** Start of Given records **
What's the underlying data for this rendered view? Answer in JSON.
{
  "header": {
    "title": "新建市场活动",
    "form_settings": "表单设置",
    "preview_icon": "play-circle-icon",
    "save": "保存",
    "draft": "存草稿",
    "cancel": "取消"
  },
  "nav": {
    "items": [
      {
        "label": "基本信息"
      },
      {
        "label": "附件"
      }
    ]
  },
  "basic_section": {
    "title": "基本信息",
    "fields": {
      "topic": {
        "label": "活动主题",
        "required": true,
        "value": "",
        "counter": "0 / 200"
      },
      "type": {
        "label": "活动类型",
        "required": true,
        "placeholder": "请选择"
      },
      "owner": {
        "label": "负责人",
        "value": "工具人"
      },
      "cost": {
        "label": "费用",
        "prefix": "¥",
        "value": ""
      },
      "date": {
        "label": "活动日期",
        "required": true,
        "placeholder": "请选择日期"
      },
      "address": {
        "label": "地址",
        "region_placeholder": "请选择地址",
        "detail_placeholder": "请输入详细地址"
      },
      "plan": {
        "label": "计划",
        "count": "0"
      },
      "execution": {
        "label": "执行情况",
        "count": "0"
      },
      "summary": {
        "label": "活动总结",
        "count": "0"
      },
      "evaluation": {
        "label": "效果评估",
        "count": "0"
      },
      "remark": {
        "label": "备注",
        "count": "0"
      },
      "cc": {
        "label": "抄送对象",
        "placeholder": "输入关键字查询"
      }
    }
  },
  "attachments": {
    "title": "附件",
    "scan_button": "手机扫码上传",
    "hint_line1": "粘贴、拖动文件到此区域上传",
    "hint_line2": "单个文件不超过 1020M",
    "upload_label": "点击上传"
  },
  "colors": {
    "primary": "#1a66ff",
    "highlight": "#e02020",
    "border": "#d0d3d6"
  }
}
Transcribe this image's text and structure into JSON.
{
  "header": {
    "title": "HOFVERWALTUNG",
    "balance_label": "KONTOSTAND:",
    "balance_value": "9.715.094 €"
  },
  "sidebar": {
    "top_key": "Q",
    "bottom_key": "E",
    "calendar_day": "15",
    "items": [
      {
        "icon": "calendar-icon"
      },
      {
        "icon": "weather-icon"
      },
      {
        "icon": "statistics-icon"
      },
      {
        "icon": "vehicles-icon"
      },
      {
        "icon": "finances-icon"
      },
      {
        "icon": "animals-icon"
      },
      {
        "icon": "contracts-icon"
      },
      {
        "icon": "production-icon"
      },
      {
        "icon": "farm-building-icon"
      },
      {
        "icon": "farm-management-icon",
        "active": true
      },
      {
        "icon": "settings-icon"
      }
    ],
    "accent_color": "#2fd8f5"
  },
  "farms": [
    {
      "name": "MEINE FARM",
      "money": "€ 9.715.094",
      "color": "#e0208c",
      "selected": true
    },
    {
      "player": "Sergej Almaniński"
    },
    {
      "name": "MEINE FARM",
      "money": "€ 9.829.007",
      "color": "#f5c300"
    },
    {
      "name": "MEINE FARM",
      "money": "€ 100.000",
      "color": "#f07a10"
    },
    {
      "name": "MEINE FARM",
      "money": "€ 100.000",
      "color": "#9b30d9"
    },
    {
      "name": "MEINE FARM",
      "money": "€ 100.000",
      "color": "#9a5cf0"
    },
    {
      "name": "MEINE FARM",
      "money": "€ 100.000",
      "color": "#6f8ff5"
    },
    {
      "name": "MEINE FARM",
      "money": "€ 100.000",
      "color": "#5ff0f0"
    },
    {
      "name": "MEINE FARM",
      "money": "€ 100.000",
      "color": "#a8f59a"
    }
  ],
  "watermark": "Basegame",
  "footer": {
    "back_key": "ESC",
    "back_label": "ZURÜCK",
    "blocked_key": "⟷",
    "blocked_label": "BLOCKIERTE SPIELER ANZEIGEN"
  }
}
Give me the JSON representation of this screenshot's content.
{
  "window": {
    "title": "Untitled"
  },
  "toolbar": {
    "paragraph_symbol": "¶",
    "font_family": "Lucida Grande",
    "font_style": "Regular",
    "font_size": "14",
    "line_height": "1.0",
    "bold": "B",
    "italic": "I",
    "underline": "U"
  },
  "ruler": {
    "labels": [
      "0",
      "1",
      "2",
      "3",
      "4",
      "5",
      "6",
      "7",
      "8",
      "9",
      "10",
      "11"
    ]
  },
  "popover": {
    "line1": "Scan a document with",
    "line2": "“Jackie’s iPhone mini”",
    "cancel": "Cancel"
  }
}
** End of Given records **
## Work to complete:
Identify all lines where the word "this" shows up. Copy them.

## The completed task:
What's the underlying data for this rendered view? Answer in JSON.
Transcribe this image's text and structure into JSON.
Give me the JSON representation of this screenshot's content.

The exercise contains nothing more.